**What is required**
Identify and pull out each line of the entries in which "Personal" occurs.

**Provided data**
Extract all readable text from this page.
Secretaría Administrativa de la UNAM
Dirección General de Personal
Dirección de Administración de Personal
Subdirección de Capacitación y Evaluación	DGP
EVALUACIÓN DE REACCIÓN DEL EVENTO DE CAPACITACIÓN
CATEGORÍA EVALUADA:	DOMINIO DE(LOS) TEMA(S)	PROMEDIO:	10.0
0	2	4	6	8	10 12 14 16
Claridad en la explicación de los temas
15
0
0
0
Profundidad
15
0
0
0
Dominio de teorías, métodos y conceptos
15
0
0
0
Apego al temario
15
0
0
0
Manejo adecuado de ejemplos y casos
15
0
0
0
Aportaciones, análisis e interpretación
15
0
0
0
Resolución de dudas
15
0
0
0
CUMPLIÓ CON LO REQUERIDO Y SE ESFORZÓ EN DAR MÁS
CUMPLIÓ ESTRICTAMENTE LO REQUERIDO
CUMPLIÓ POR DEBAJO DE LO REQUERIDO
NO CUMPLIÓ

**Result**
Dirección General de Personal
Dirección de Administración de Personal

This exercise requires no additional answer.